_Requirements_
Look through the entries below and report how many lines hold the string "document". Only the number is wanted.

Dataset items
>>>

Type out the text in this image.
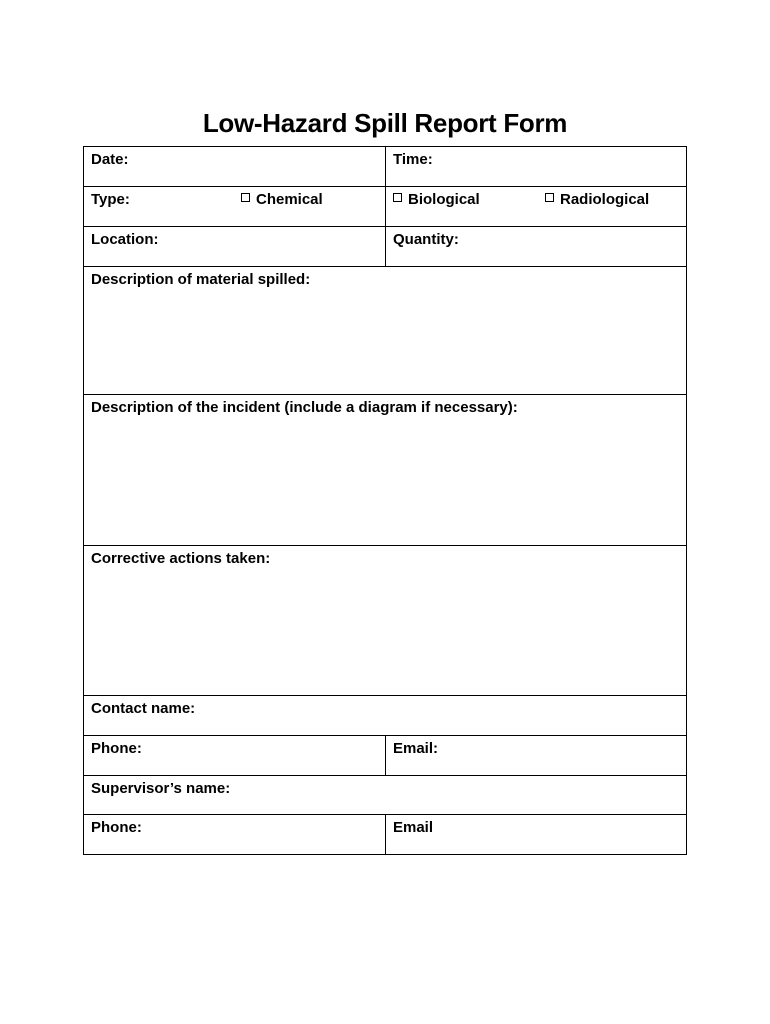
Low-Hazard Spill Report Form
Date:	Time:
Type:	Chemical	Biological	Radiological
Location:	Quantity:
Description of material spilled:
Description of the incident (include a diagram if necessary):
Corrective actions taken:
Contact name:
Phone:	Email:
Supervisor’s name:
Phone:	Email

<<<
>>>

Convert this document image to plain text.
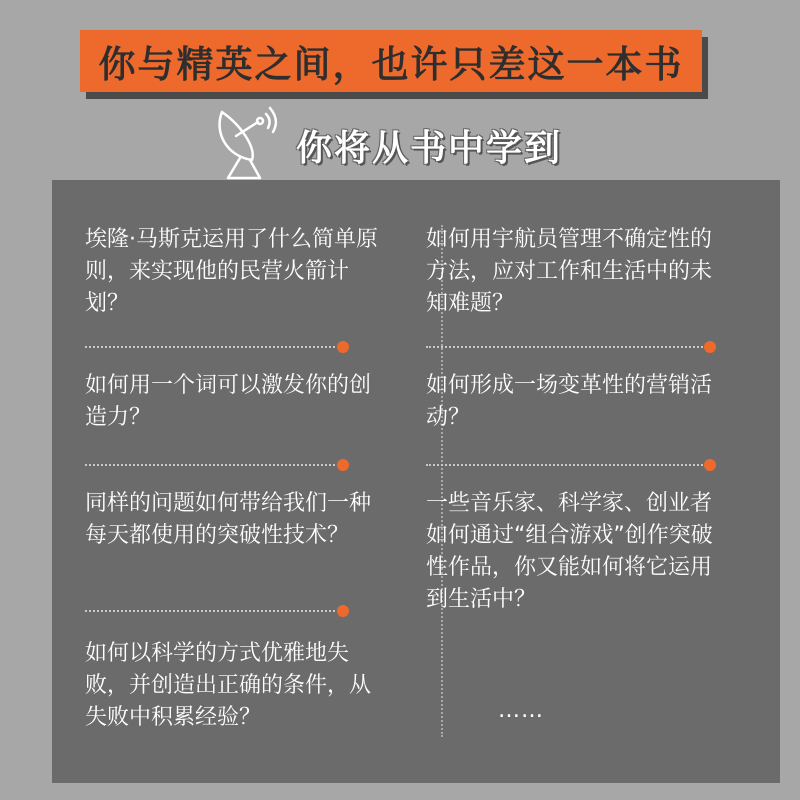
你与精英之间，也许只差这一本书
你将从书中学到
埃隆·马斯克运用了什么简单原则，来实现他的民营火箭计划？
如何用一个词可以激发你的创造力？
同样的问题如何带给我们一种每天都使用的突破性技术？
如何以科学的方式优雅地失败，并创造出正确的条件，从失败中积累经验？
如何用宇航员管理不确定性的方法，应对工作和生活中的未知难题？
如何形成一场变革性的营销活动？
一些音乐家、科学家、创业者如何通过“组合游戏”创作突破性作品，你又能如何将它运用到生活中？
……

<<<
>>>

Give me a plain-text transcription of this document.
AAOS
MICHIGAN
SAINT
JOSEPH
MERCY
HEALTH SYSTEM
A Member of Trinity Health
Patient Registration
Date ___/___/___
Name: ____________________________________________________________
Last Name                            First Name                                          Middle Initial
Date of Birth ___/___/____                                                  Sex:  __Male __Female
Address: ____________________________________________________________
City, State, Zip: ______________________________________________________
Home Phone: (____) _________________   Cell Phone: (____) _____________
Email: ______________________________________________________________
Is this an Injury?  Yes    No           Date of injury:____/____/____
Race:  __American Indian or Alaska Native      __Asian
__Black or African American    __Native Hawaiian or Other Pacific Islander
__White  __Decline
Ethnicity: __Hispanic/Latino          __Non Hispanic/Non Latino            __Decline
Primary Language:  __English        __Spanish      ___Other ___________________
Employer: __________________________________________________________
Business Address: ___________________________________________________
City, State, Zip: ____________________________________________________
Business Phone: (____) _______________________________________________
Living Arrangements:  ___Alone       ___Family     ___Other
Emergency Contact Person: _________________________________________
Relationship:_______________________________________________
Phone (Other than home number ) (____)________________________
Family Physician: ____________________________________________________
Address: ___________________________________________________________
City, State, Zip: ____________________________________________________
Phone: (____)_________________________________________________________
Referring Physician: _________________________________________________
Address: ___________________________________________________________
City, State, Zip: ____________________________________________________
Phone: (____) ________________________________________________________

<<<

_Task answer_
2